▶ Job
Copy out every entry unchanged, starting at the line that contains "cell-month-value: 300 — [1130, 710, 1200, 730]" and continuing down through the line that contains "column-header-month: 2. Monat". Include both of those lines and nothing outside that span.
---------------
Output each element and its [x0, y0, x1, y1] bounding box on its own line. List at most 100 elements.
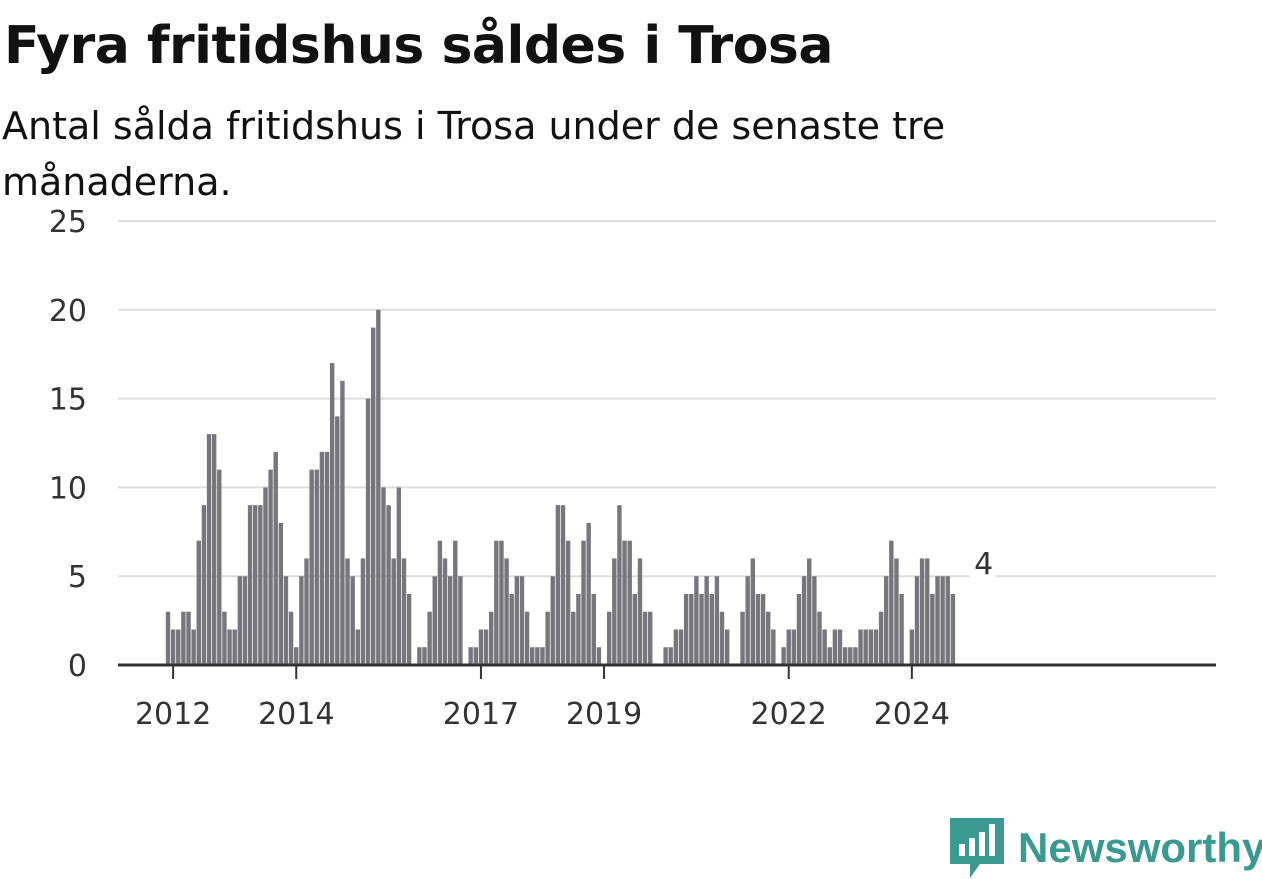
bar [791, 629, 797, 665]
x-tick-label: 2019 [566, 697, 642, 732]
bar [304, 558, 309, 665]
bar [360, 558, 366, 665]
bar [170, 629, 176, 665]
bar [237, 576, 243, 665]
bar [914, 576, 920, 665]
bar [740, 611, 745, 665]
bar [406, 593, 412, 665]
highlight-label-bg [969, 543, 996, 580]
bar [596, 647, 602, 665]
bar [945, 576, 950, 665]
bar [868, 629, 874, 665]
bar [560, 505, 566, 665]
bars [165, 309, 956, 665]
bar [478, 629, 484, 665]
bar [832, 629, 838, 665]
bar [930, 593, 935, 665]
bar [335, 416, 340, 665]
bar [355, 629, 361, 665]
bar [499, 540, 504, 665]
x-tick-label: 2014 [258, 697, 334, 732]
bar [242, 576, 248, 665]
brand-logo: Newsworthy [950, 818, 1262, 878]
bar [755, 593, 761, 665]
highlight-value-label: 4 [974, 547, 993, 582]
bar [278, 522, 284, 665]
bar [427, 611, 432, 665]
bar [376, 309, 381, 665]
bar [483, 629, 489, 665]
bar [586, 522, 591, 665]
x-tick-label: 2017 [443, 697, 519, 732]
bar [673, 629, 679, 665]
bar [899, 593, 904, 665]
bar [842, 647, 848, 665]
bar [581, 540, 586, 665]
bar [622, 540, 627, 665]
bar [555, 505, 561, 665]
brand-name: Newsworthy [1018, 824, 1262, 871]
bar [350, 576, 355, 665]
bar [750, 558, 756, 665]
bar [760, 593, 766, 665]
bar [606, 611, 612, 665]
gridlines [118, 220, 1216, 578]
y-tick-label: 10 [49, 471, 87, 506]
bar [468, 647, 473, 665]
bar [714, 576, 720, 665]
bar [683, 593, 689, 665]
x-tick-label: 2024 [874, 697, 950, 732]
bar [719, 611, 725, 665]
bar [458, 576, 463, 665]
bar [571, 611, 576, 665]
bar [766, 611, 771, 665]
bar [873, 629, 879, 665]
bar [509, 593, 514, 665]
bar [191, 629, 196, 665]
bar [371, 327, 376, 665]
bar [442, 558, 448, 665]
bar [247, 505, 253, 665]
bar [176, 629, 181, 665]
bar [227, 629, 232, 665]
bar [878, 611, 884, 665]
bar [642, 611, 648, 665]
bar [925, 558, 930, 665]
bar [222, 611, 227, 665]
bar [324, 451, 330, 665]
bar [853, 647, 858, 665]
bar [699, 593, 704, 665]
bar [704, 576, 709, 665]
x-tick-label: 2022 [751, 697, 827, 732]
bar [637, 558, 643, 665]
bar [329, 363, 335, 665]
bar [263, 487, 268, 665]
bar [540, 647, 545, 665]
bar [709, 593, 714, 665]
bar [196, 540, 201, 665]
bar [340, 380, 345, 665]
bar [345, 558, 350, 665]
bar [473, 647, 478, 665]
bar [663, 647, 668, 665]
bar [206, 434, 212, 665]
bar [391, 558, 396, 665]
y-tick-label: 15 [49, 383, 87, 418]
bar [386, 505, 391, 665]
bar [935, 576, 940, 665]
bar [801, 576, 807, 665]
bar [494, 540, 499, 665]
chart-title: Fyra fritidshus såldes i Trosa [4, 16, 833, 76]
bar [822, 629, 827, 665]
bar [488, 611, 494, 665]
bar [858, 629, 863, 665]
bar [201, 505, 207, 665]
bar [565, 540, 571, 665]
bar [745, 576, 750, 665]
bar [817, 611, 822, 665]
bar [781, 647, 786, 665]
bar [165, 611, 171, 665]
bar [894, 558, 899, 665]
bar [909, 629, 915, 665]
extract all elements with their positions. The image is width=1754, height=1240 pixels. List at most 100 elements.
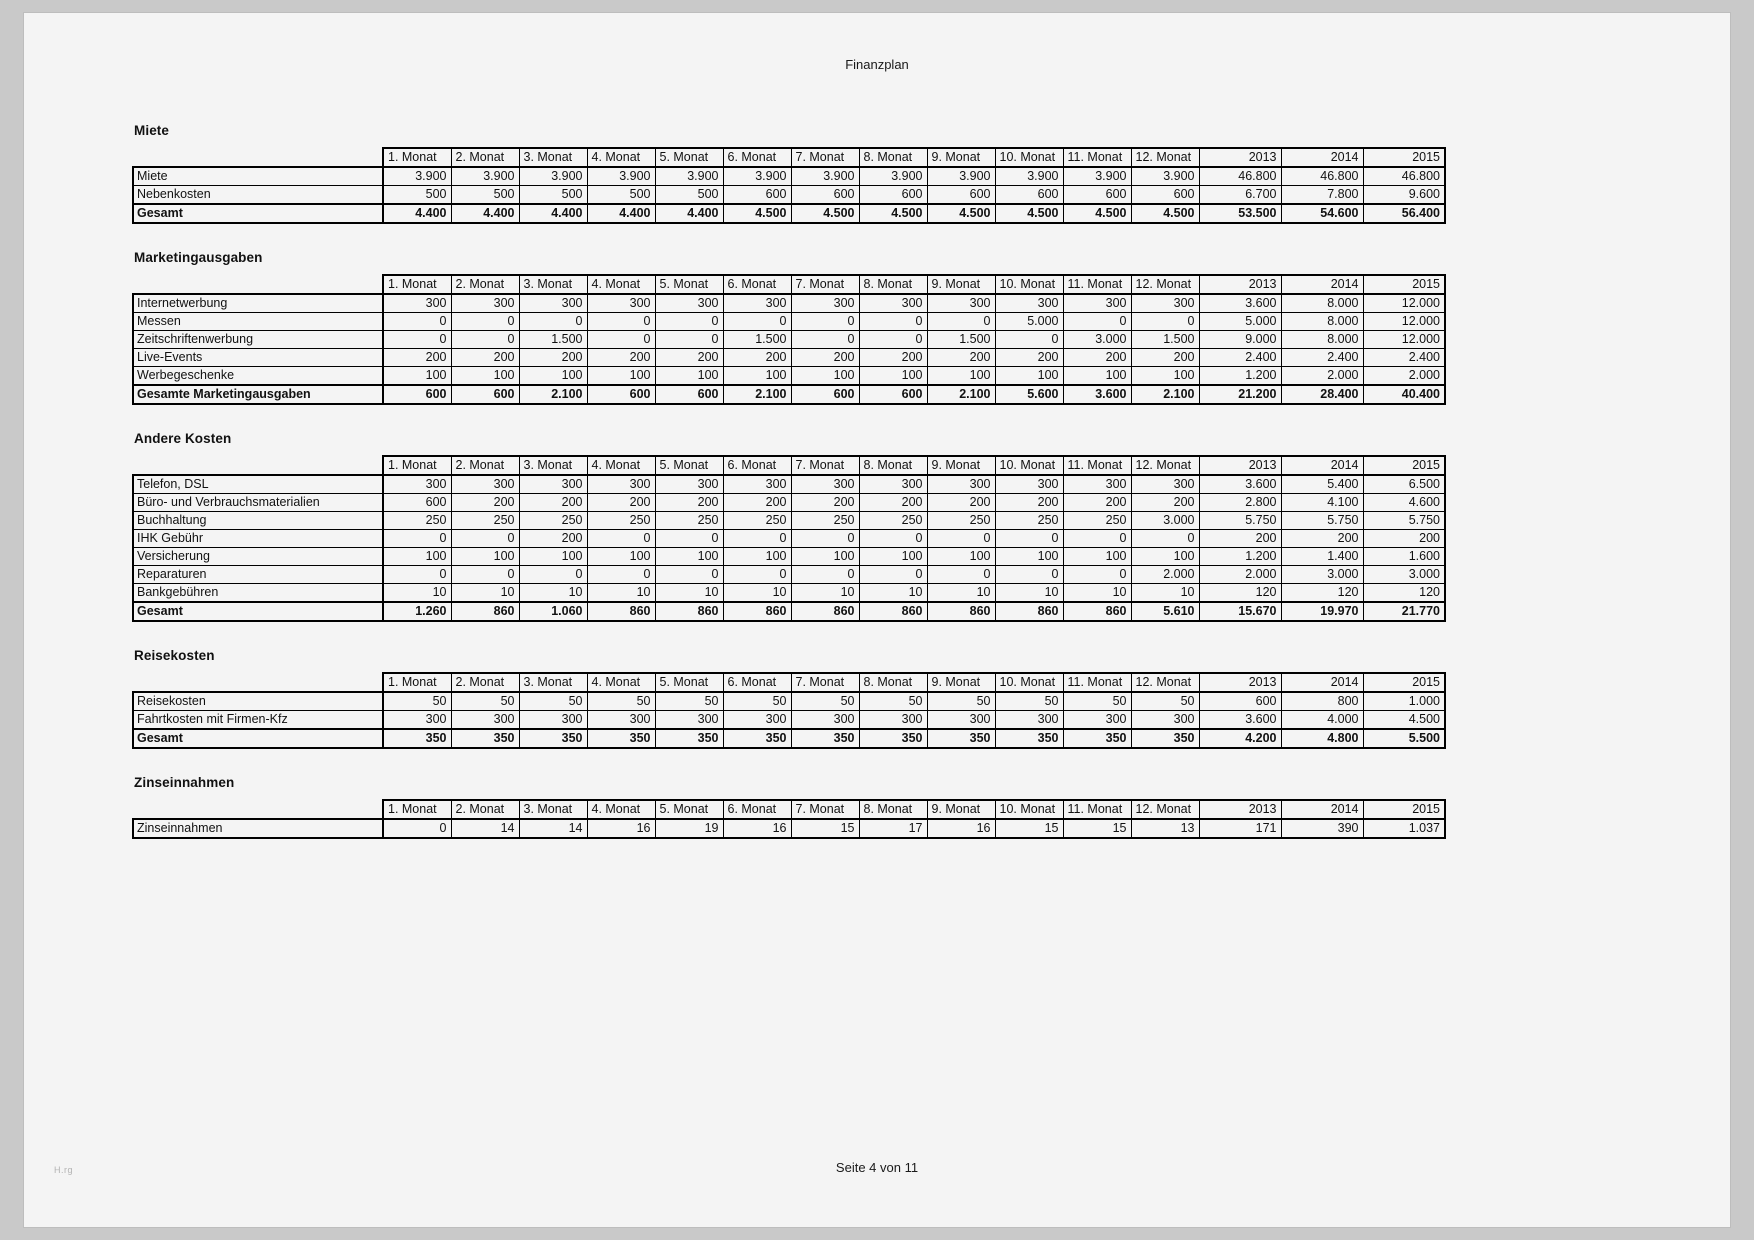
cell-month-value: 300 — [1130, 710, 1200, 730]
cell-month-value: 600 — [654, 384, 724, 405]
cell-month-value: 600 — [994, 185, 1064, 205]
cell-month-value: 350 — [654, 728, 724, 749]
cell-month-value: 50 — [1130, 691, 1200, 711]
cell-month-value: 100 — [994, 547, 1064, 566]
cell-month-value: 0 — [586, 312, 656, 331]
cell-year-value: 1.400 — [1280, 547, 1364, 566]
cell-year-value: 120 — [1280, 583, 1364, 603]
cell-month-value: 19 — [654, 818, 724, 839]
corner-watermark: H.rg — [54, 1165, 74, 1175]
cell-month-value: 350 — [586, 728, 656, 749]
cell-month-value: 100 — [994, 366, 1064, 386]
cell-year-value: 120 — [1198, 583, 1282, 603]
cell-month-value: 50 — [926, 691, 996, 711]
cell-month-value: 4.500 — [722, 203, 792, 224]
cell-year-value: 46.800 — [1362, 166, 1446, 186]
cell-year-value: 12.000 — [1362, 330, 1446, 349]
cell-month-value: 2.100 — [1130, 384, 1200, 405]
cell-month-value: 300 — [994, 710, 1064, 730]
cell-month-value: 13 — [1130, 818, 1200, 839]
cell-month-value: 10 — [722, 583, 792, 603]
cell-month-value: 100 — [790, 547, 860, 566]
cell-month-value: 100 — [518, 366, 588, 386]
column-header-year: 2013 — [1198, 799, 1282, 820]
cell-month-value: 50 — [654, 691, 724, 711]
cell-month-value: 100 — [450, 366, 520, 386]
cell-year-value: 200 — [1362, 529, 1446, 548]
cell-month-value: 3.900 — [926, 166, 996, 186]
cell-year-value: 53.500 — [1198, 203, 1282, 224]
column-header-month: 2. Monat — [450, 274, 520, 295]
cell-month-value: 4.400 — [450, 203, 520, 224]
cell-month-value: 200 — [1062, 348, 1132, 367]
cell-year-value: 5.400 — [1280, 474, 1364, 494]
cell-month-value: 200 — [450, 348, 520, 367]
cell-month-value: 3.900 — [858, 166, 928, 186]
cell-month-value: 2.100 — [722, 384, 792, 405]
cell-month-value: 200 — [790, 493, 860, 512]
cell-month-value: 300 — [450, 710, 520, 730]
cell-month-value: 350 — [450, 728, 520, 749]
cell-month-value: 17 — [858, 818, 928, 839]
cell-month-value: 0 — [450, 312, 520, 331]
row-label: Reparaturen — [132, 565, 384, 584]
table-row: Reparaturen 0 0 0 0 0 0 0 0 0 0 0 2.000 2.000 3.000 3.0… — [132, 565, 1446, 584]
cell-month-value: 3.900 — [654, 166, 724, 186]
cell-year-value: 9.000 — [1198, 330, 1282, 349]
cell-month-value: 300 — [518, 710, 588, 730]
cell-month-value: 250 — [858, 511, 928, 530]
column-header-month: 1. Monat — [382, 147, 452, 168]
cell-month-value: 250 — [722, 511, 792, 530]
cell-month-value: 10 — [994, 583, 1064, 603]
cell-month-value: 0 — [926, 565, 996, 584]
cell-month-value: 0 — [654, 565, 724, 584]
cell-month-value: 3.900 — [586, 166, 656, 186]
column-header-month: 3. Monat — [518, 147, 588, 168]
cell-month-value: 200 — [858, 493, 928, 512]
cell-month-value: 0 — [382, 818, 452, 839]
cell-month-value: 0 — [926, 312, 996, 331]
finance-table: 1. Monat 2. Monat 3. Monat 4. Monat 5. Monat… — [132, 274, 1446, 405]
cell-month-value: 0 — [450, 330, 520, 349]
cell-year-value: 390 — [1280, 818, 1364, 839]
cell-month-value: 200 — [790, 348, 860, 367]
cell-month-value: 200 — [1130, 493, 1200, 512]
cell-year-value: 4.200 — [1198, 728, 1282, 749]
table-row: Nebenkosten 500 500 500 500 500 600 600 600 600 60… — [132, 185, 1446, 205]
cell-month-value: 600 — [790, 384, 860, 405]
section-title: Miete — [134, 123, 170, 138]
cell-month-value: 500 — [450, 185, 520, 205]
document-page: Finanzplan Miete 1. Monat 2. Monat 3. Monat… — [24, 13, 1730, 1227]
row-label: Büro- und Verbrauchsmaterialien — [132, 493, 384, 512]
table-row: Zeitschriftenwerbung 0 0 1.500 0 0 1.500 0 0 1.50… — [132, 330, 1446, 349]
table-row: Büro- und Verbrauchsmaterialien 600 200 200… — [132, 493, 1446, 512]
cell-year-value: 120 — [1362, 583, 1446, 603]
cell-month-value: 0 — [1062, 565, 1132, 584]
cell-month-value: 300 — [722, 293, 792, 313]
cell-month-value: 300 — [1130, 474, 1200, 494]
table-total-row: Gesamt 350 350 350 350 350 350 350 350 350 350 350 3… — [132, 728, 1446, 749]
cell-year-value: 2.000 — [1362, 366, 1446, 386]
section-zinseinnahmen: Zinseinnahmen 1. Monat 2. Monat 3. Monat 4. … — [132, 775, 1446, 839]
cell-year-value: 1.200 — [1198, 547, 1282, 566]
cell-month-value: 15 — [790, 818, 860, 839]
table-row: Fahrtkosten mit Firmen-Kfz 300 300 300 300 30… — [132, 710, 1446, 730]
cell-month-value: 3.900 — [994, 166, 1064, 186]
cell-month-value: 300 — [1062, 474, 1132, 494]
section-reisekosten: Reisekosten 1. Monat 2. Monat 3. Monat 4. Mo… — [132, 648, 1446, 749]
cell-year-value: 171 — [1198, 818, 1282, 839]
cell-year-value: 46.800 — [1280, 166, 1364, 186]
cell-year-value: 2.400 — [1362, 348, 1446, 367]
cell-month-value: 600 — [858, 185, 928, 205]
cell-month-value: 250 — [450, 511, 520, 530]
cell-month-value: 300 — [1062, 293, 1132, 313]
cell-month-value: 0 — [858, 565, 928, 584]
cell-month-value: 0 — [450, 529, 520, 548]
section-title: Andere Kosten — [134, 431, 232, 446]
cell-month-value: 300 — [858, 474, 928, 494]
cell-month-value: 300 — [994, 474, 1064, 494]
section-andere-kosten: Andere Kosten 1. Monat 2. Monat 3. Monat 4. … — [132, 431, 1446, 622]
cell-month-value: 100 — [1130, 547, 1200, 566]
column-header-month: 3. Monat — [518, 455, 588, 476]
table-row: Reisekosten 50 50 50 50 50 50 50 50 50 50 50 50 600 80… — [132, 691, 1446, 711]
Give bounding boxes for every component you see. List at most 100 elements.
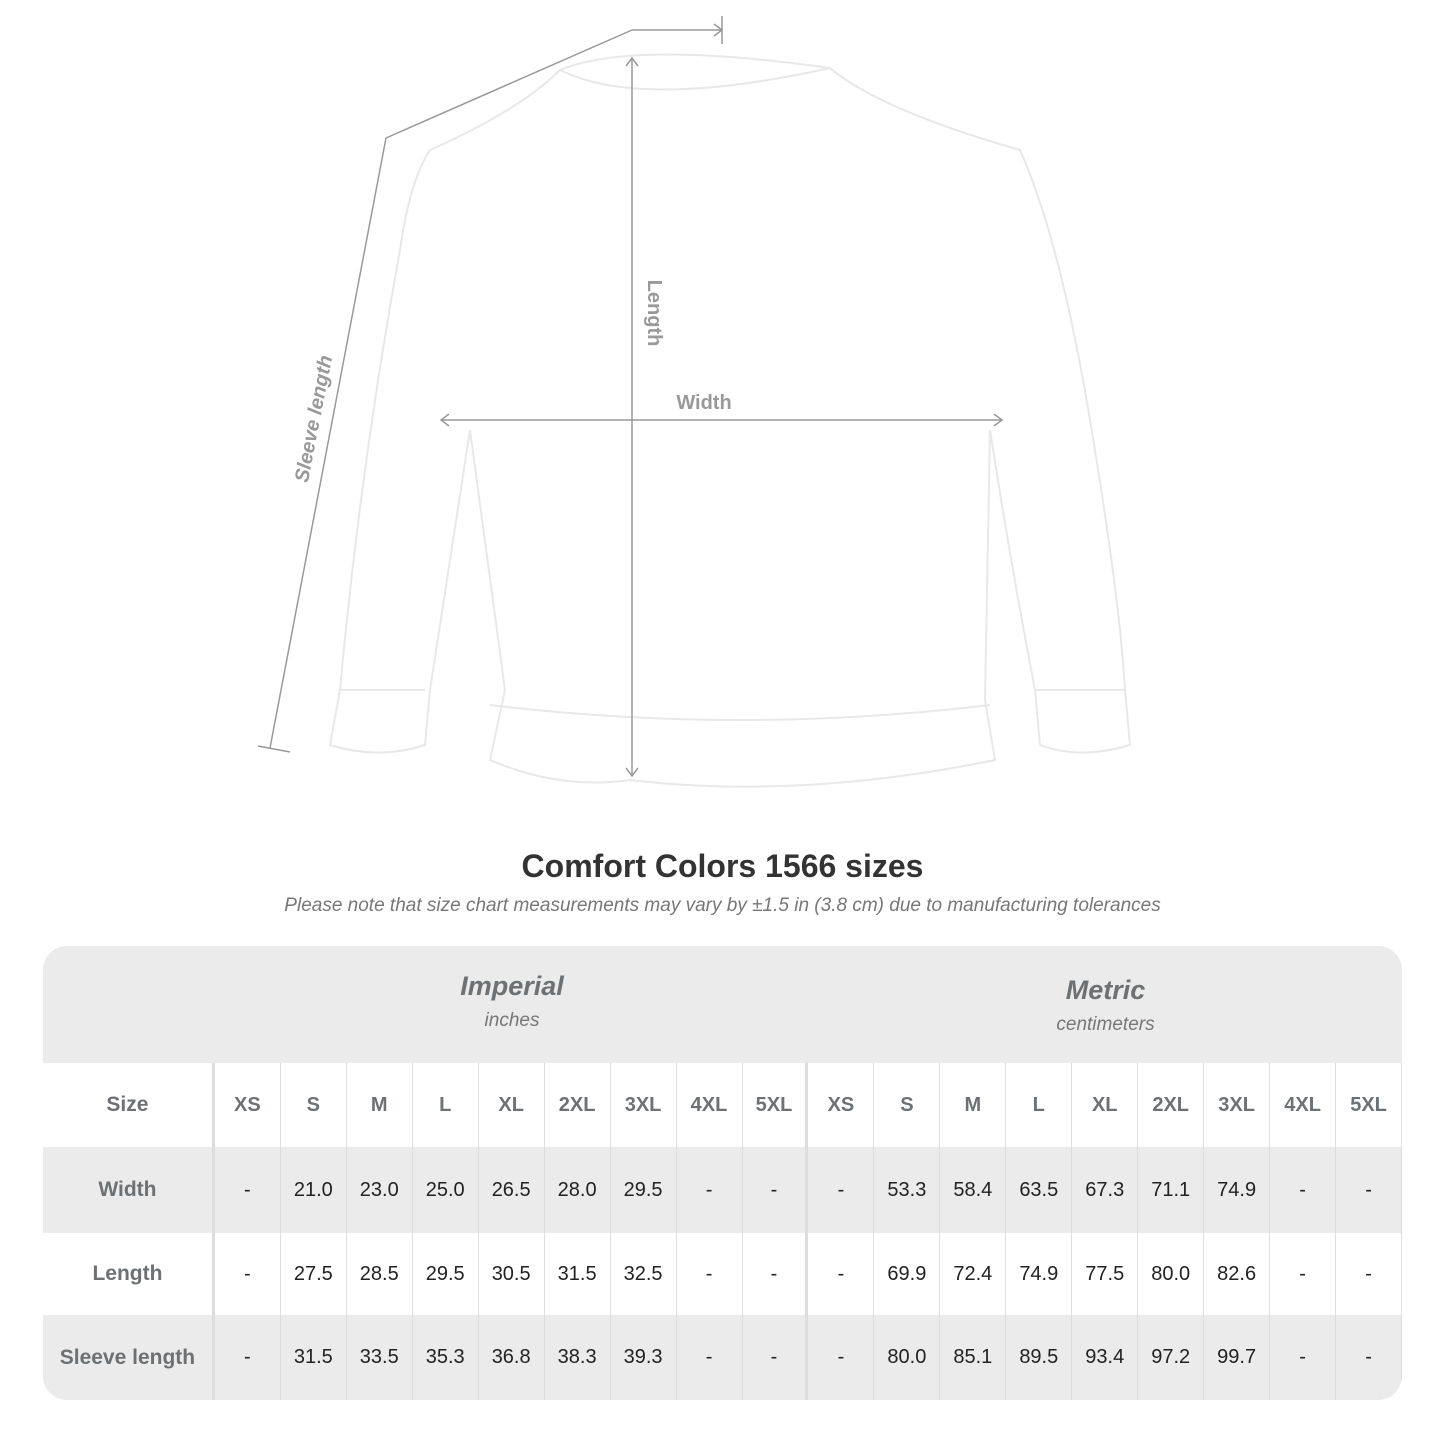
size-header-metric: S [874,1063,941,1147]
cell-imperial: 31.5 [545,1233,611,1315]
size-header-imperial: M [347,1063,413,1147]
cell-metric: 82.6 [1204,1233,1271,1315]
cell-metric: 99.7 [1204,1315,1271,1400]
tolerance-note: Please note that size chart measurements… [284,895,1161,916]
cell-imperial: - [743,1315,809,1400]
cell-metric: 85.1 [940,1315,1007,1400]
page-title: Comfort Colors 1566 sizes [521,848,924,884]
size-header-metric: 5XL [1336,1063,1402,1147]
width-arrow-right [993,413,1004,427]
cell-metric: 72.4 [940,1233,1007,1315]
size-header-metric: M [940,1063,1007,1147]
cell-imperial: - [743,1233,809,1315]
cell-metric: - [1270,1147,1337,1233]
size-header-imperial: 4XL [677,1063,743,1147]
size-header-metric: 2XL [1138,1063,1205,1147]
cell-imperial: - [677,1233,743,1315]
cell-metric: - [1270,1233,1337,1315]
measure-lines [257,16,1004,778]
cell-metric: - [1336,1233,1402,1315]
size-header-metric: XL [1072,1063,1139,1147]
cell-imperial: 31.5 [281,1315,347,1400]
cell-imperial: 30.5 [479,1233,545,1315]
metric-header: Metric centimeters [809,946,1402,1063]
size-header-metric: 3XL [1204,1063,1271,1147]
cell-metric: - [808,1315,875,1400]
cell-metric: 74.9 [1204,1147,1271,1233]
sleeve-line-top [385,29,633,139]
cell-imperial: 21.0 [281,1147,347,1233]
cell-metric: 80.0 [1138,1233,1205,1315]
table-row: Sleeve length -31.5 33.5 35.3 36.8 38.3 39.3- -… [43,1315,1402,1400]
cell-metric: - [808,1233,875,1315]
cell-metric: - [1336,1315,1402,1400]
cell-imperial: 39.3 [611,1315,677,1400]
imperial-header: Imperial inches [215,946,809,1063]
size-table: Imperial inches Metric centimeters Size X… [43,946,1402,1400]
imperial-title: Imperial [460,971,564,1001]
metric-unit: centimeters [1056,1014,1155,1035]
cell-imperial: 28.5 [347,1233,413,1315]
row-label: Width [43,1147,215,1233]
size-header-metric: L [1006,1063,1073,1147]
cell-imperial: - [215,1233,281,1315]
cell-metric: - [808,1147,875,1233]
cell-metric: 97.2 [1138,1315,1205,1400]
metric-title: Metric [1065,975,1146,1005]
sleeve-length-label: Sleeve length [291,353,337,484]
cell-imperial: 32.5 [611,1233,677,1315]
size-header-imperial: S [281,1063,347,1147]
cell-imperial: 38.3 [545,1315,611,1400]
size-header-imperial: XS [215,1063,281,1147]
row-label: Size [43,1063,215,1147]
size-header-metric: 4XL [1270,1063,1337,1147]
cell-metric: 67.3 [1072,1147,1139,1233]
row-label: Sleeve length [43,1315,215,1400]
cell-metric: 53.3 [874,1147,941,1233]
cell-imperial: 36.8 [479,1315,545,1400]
---------------
▶ Response below
cell-month-value: 300 — [1130, 710, 1200, 730]
cell-month-value: 600 — [654, 384, 724, 405]
cell-month-value: 600 — [994, 185, 1064, 205]
cell-month-value: 350 — [654, 728, 724, 749]
cell-month-value: 50 — [1130, 691, 1200, 711]
cell-month-value: 100 — [994, 547, 1064, 566]
cell-month-value: 0 — [586, 312, 656, 331]
cell-year-value: 1.400 — [1280, 547, 1364, 566]
cell-year-value: 120 — [1280, 583, 1364, 603]
cell-month-value: 19 — [654, 818, 724, 839]
corner-watermark: H.rg — [54, 1165, 74, 1175]
cell-month-value: 350 — [586, 728, 656, 749]
cell-month-value: 100 — [994, 366, 1064, 386]
cell-year-value: 120 — [1198, 583, 1282, 603]
cell-month-value: 50 — [926, 691, 996, 711]
cell-month-value: 4.500 — [722, 203, 792, 224]
cell-year-value: 46.800 — [1362, 166, 1446, 186]
cell-year-value: 12.000 — [1362, 330, 1446, 349]
cell-month-value: 2.100 — [1130, 384, 1200, 405]
cell-month-value: 300 — [994, 710, 1064, 730]
cell-month-value: 13 — [1130, 818, 1200, 839]
cell-month-value: 10 — [722, 583, 792, 603]
cell-month-value: 100 — [790, 547, 860, 566]
cell-month-value: 100 — [518, 366, 588, 386]
column-header-year: 2013 — [1198, 799, 1282, 820]
cell-month-value: 50 — [654, 691, 724, 711]
cell-month-value: 100 — [450, 366, 520, 386]
cell-year-value: 200 — [1362, 529, 1446, 548]
cell-month-value: 3.900 — [926, 166, 996, 186]
cell-year-value: 53.500 — [1198, 203, 1282, 224]
column-header-month: 2. Monat — [450, 274, 520, 295]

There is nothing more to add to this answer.